* start *
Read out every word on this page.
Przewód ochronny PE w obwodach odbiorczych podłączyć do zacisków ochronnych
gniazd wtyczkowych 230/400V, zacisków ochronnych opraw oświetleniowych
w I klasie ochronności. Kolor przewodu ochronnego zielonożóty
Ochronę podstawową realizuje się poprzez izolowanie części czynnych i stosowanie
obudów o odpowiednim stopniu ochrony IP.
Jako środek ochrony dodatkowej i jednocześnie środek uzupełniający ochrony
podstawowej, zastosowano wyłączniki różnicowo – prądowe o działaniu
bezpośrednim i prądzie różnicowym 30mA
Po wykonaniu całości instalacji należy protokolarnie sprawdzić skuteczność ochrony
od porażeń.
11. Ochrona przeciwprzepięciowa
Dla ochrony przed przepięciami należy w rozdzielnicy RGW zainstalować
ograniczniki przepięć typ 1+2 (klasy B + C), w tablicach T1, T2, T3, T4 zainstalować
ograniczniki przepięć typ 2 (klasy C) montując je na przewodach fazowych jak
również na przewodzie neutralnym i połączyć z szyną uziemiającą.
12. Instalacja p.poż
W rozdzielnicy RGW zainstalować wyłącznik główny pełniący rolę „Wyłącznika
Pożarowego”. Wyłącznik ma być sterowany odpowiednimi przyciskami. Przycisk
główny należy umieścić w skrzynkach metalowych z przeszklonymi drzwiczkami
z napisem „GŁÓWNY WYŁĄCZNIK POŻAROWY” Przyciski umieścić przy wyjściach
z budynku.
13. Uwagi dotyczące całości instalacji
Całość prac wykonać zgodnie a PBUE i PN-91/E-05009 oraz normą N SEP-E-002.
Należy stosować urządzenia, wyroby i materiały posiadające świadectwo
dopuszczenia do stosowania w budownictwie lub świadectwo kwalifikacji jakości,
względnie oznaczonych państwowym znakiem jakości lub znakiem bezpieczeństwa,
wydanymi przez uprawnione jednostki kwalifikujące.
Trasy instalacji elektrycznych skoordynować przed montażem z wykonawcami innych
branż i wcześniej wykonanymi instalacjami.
* end *
** TASK PROMPT **
Using the listing above, return all lines where the word "ochronnych" occurs.

** OUTPUT BELOW **
Przewód ochronny PE w obwodach odbiorczych podłączyć do zacisków ochronnych
gniazd wtyczkowych 230/400V, zacisków ochronnych opraw oświetleniowych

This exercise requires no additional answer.